■ The problem ■
Check each line of the material. Copy those containing "Sonne".

■ Data for analysis ■

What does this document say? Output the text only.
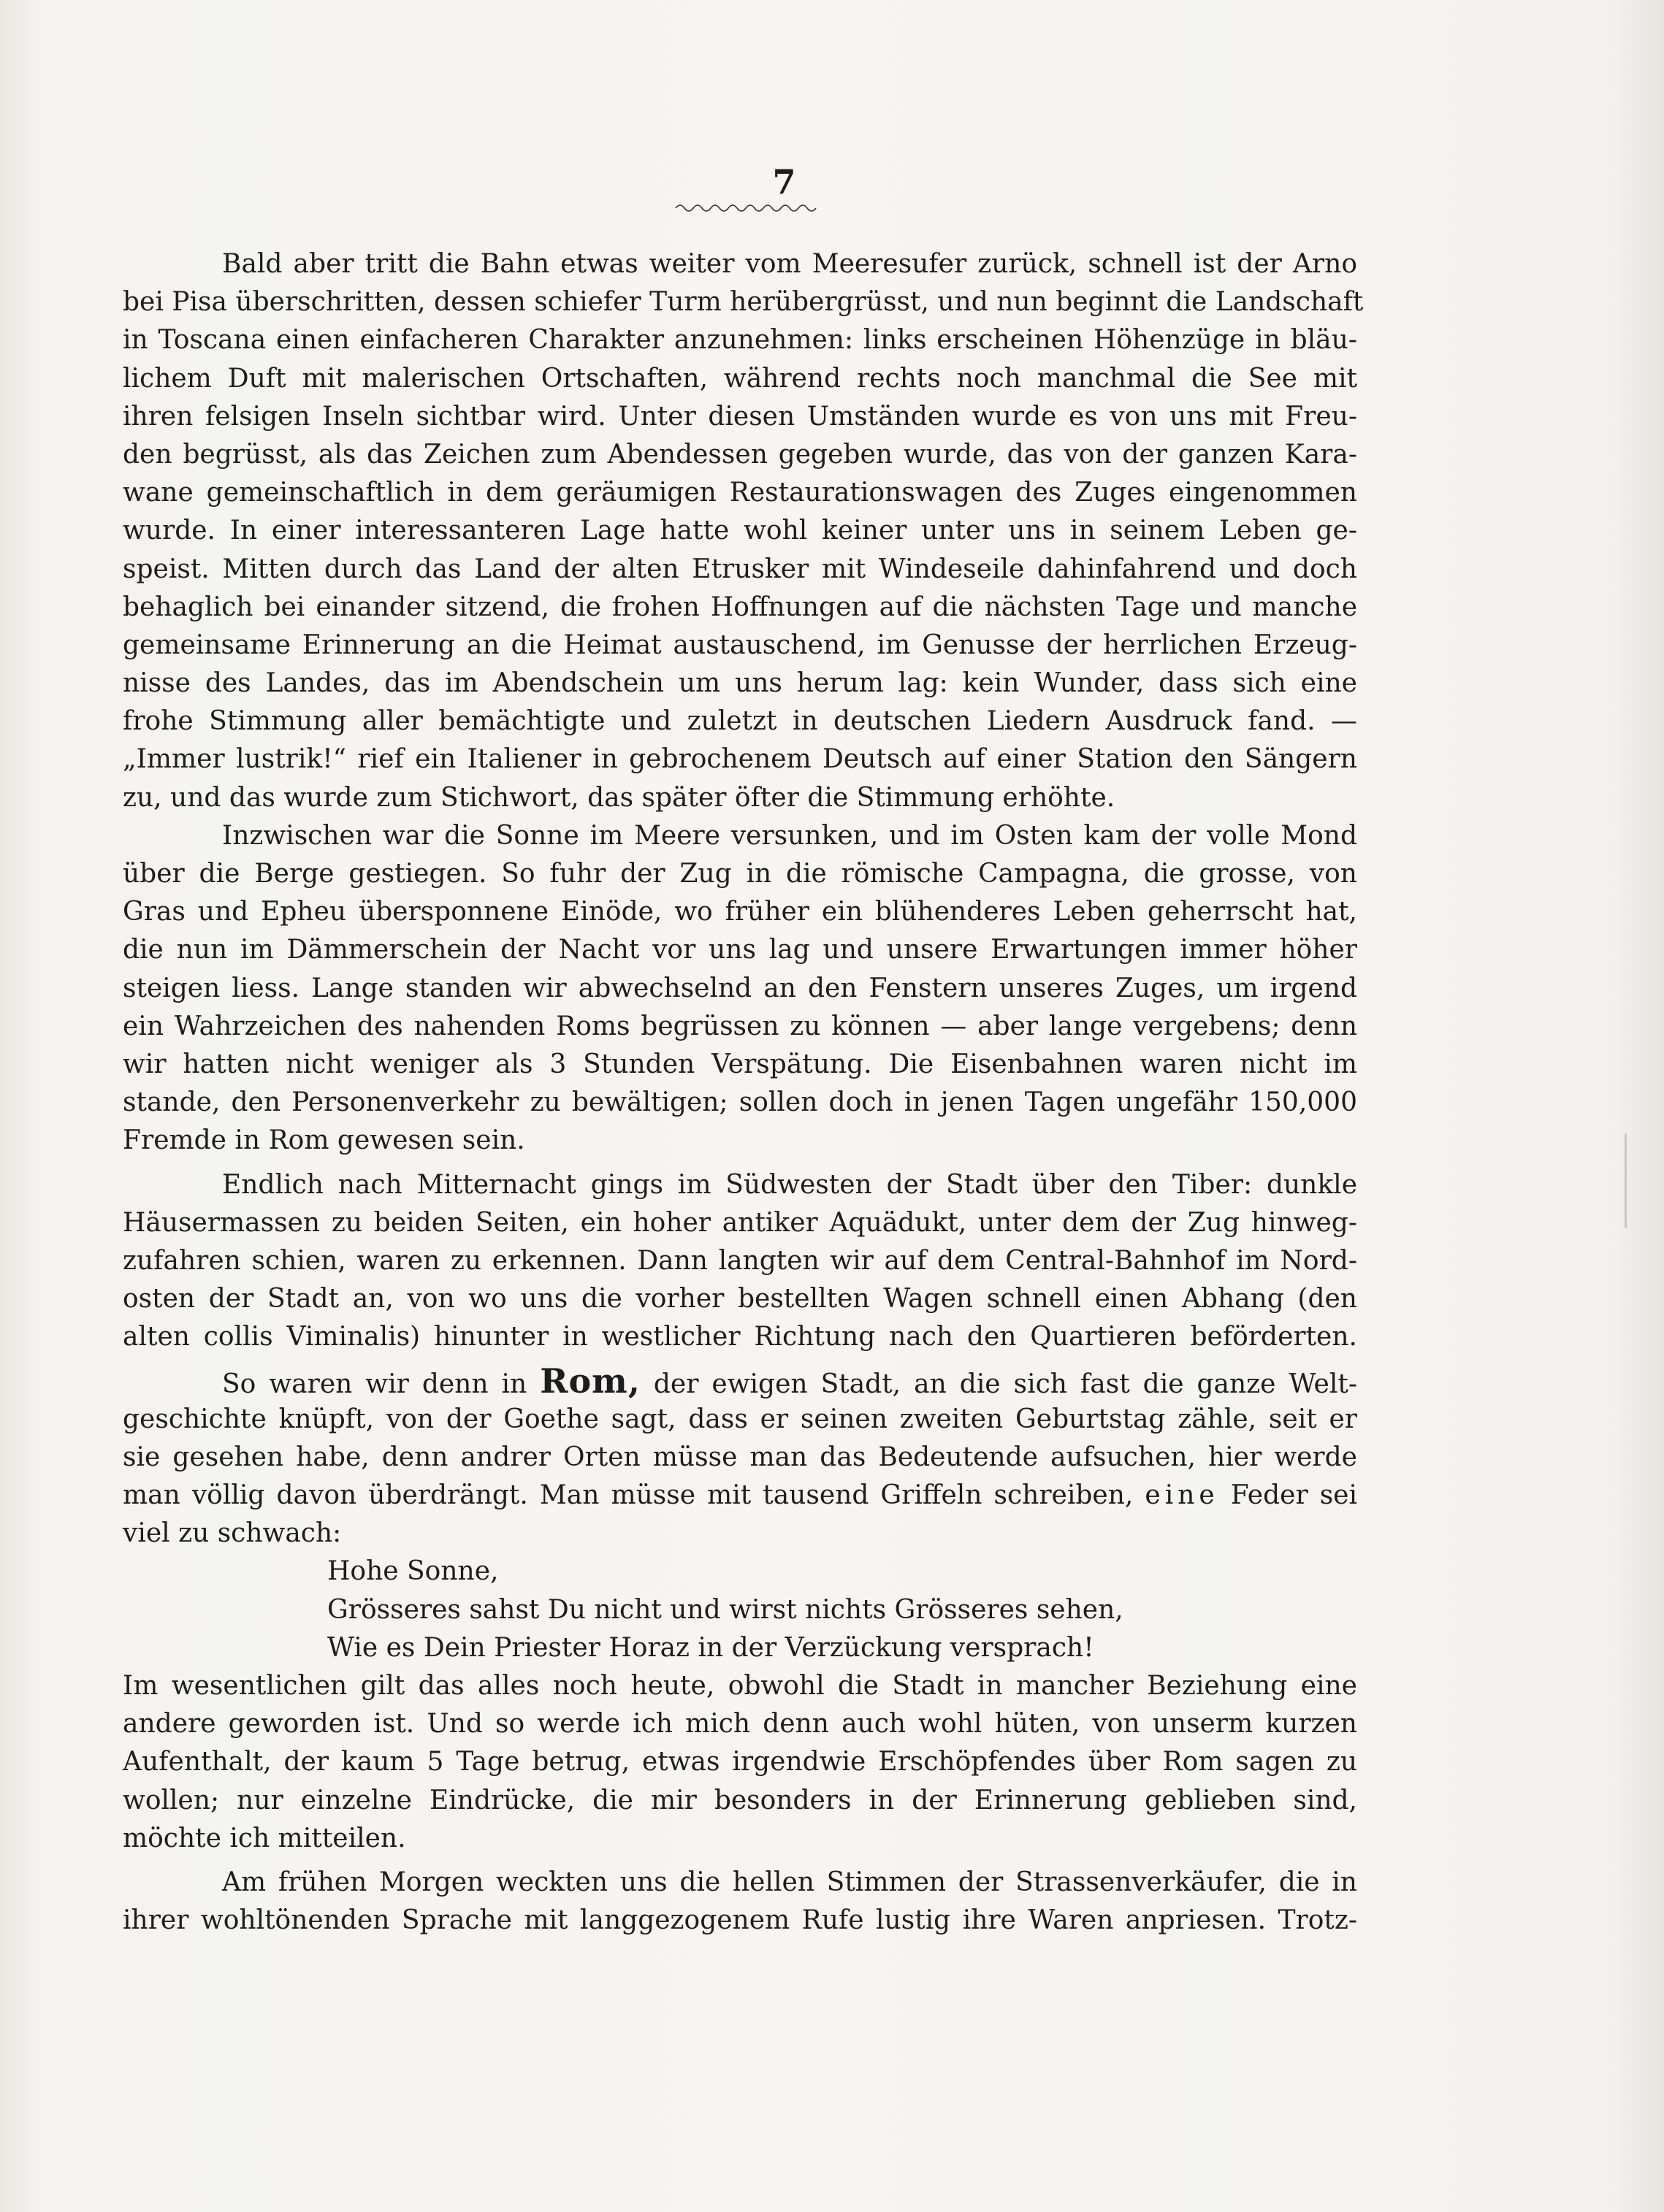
7
Bald aber tritt die Bahn etwas weiter vom Meeresufer zurück, schnell ist der Arno
bei Pisa überschritten, dessen schiefer Turm herübergrüsst, und nun beginnt die Landschaft
in Toscana einen einfacheren Charakter anzunehmen: links erscheinen Höhenzüge in bläu-
lichem Duft mit malerischen Ortschaften, während rechts noch manchmal die See mit
ihren felsigen Inseln sichtbar wird. Unter diesen Umständen wurde es von uns mit Freu-
den begrüsst, als das Zeichen zum Abendessen gegeben wurde, das von der ganzen Kara-
wane gemeinschaftlich in dem geräumigen Restaurationswagen des Zuges eingenommen
wurde. In einer interessanteren Lage hatte wohl keiner unter uns in seinem Leben ge-
speist. Mitten durch das Land der alten Etrusker mit Windeseile dahinfahrend und doch
behaglich bei einander sitzend, die frohen Hoffnungen auf die nächsten Tage und manche
gemeinsame Erinnerung an die Heimat austauschend, im Genusse der herrlichen Erzeug-
nisse des Landes, das im Abendschein um uns herum lag: kein Wunder, dass sich eine
frohe Stimmung aller bemächtigte und zuletzt in deutschen Liedern Ausdruck fand. —
„Immer lustrik!“ rief ein Italiener in gebrochenem Deutsch auf einer Station den Sängern
zu, und das wurde zum Stichwort, das später öfter die Stimmung erhöhte.
Inzwischen war die Sonne im Meere versunken, und im Osten kam der volle Mond
über die Berge gestiegen. So fuhr der Zug in die römische Campagna, die grosse, von
Gras und Epheu übersponnene Einöde, wo früher ein blühenderes Leben geherrscht hat,
die nun im Dämmerschein der Nacht vor uns lag und unsere Erwartungen immer höher
steigen liess. Lange standen wir abwechselnd an den Fenstern unseres Zuges, um irgend
ein Wahrzeichen des nahenden Roms begrüssen zu können — aber lange vergebens; denn
wir hatten nicht weniger als 3 Stunden Verspätung. Die Eisenbahnen waren nicht im
stande, den Personenverkehr zu bewältigen; sollen doch in jenen Tagen ungefähr 150,000
Fremde in Rom gewesen sein.
Endlich nach Mitternacht gings im Südwesten der Stadt über den Tiber: dunkle
Häusermassen zu beiden Seiten, ein hoher antiker Aquädukt, unter dem der Zug hinweg-
zufahren schien, waren zu erkennen. Dann langten wir auf dem Central-Bahnhof im Nord-
osten der Stadt an, von wo uns die vorher bestellten Wagen schnell einen Abhang (den
alten collis Viminalis) hinunter in westlicher Richtung nach den Quartieren beförderten.
So waren wir denn in Rom, der ewigen Stadt, an die sich fast die ganze Welt-
geschichte knüpft, von der Goethe sagt, dass er seinen zweiten Geburtstag zähle, seit er
sie gesehen habe, denn andrer Orten müsse man das Bedeutende aufsuchen, hier werde
man völlig davon überdrängt. Man müsse mit tausend Griffeln schreiben, eine Feder sei
viel zu schwach:
Hohe Sonne,
Grösseres sahst Du nicht und wirst nichts Grösseres sehen,
Wie es Dein Priester Horaz in der Verzückung versprach!
Im wesentlichen gilt das alles noch heute, obwohl die Stadt in mancher Beziehung eine
andere geworden ist. Und so werde ich mich denn auch wohl hüten, von unserm kurzen
Aufenthalt, der kaum 5 Tage betrug, etwas irgendwie Erschöpfendes über Rom sagen zu
wollen; nur einzelne Eindrücke, die mir besonders in der Erinnerung geblieben sind,
möchte ich mitteilen.
Am frühen Morgen weckten uns die hellen Stimmen der Strassenverkäufer, die in
ihrer wohltönenden Sprache mit langgezogenem Rufe lustig ihre Waren anpriesen. Trotz-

■ Solution to this problem ■
Inzwischen war die Sonne im Meere versunken, und im Osten kam der volle Mond
Hohe Sonne,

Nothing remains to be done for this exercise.